▶ _AIM OF THE TASK_
Your job is to restate each entry word for word.

# # # #

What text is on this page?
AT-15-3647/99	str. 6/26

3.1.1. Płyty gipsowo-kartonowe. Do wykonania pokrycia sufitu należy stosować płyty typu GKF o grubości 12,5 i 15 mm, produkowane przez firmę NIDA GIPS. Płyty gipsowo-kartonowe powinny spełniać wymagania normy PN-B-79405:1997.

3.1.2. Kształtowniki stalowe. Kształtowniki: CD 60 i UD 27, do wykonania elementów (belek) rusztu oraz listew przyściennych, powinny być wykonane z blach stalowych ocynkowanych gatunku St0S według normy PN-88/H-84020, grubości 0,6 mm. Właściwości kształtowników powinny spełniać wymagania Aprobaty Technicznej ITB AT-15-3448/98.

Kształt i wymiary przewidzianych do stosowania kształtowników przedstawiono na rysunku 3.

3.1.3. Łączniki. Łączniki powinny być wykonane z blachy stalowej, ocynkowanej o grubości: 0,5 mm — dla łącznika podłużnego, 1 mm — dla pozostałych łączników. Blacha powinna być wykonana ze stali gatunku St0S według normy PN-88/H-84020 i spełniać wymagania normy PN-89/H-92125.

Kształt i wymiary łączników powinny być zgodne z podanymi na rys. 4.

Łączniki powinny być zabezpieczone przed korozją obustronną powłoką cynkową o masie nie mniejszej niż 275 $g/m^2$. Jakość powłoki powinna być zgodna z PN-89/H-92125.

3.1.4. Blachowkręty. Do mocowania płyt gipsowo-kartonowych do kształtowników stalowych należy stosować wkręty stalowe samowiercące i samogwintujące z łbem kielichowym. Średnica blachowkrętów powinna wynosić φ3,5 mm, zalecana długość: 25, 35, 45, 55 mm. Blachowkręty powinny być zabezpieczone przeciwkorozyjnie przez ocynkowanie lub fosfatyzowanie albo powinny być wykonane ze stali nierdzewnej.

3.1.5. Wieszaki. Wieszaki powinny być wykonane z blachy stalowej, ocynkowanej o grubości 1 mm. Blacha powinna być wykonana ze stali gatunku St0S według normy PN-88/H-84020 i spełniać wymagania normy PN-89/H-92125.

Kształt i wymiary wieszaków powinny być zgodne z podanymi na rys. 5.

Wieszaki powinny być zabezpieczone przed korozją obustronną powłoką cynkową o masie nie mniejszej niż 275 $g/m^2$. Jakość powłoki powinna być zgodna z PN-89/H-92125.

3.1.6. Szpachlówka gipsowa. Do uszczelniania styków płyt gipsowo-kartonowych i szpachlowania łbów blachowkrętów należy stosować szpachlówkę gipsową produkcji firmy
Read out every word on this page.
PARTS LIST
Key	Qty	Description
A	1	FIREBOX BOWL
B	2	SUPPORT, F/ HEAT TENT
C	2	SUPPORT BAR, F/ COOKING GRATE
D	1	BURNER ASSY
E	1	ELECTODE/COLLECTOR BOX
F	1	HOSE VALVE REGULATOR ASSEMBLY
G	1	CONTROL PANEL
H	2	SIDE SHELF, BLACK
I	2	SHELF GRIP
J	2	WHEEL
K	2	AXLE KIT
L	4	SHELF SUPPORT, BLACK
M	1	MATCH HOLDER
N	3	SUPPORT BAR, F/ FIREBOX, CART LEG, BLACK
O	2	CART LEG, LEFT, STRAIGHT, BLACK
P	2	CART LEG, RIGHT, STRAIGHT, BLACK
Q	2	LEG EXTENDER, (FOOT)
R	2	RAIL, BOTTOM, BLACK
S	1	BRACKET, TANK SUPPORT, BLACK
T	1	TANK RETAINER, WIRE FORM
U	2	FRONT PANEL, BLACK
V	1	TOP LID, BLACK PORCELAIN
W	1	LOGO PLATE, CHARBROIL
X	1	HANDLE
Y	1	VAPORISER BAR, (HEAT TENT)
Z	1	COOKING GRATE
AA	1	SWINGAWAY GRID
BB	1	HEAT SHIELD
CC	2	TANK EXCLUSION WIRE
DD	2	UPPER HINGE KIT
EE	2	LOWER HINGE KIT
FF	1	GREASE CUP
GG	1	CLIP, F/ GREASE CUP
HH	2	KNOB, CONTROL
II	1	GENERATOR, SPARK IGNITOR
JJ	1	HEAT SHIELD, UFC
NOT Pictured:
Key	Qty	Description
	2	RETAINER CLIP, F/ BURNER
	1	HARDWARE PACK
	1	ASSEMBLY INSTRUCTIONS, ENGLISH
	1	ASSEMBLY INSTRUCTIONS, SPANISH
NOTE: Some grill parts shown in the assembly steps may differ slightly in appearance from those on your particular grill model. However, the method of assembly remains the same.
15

# # # #

▶ _WRITTEN ANSWER_
What text is on this page?
AT-15-3647/99	str. 6/26

3.1.1. Płyty gipsowo-kartonowe. Do wykonania pokrycia sufitu należy stosować płyty typu GKF o grubości 12,5 i 15 mm, produkowane przez firmę NIDA GIPS. Płyty gipsowo-kartonowe powinny spełniać wymagania normy PN-B-79405:1997.

3.1.2. Kształtowniki stalowe. Kształtowniki: CD 60 i UD 27, do wykonania elementów (belek) rusztu oraz listew przyściennych, powinny być wykonane z blach stalowych ocynkowanych gatunku St0S według normy PN-88/H-84020, grubości 0,6 mm. Właściwości kształtowników powinny spełniać wymagania Aprobaty Technicznej ITB AT-15-3448/98.

Kształt i wymiary przewidzianych do stosowania kształtowników przedstawiono na rysunku 3.

3.1.3. Łączniki. Łączniki powinny być wykonane z blachy stalowej, ocynkowanej o grubości: 0,5 mm — dla łącznika podłużnego, 1 mm — dla pozostałych łączników. Blacha powinna być wykonana ze stali gatunku St0S według normy PN-88/H-84020 i spełniać wymagania normy PN-89/H-92125.

Kształt i wymiary łączników powinny być zgodne z podanymi na rys. 4.

Łączniki powinny być zabezpieczone przed korozją obustronną powłoką cynkową o masie nie mniejszej niż 275 $g/m^2$. Jakość powłoki powinna być zgodna z PN-89/H-92125.

3.1.4. Blachowkręty. Do mocowania płyt gipsowo-kartonowych do kształtowników stalowych należy stosować wkręty stalowe samowiercące i samogwintujące z łbem kielichowym. Średnica blachowkrętów powinna wynosić φ3,5 mm, zalecana długość: 25, 35, 45, 55 mm. Blachowkręty powinny być zabezpieczone przeciwkorozyjnie przez ocynkowanie lub fosfatyzowanie albo powinny być wykonane ze stali nierdzewnej.

3.1.5. Wieszaki. Wieszaki powinny być wykonane z blachy stalowej, ocynkowanej o grubości 1 mm. Blacha powinna być wykonana ze stali gatunku St0S według normy PN-88/H-84020 i spełniać wymagania normy PN-89/H-92125.

Kształt i wymiary wieszaków powinny być zgodne z podanymi na rys. 5.

Wieszaki powinny być zabezpieczone przed korozją obustronną powłoką cynkową o masie nie mniejszej niż 275 $g/m^2$. Jakość powłoki powinna być zgodna z PN-89/H-92125.

3.1.6. Szpachlówka gipsowa. Do uszczelniania styków płyt gipsowo-kartonowych i szpachlowania łbów blachowkrętów należy stosować szpachlówkę gipsową produkcji firmy
Read out every word on this page.
PARTS LIST
Key	Qty	Description
A	1	FIREBOX BOWL
B	2	SUPPORT, F/ HEAT TENT
C	2	SUPPORT BAR, F/ COOKING GRATE
D	1	BURNER ASSY
E	1	ELECTODE/COLLECTOR BOX
F	1	HOSE VALVE REGULATOR ASSEMBLY
G	1	CONTROL PANEL
H	2	SIDE SHELF, BLACK
I	2	SHELF GRIP
J	2	WHEEL
K	2	AXLE KIT
L	4	SHELF SUPPORT, BLACK
M	1	MATCH HOLDER
N	3	SUPPORT BAR, F/ FIREBOX, CART LEG, BLACK
O	2	CART LEG, LEFT, STRAIGHT, BLACK
P	2	CART LEG, RIGHT, STRAIGHT, BLACK
Q	2	LEG EXTENDER, (FOOT)
R	2	RAIL, BOTTOM, BLACK
S	1	BRACKET, TANK SUPPORT, BLACK
T	1	TANK RETAINER, WIRE FORM
U	2	FRONT PANEL, BLACK
V	1	TOP LID, BLACK PORCELAIN
W	1	LOGO PLATE, CHARBROIL
X	1	HANDLE
Y	1	VAPORISER BAR, (HEAT TENT)
Z	1	COOKING GRATE
AA	1	SWINGAWAY GRID
BB	1	HEAT SHIELD
CC	2	TANK EXCLUSION WIRE
DD	2	UPPER HINGE KIT
EE	2	LOWER HINGE KIT
FF	1	GREASE CUP
GG	1	CLIP, F/ GREASE CUP
HH	2	KNOB, CONTROL
II	1	GENERATOR, SPARK IGNITOR
JJ	1	HEAT SHIELD, UFC
NOT Pictured:
Key	Qty	Description
	2	RETAINER CLIP, F/ BURNER
	1	HARDWARE PACK
	1	ASSEMBLY INSTRUCTIONS, ENGLISH
	1	ASSEMBLY INSTRUCTIONS, SPANISH
NOTE: Some grill parts shown in the assembly steps may differ slightly in appearance from those on your particular grill model. However, the method of assembly remains the same.
15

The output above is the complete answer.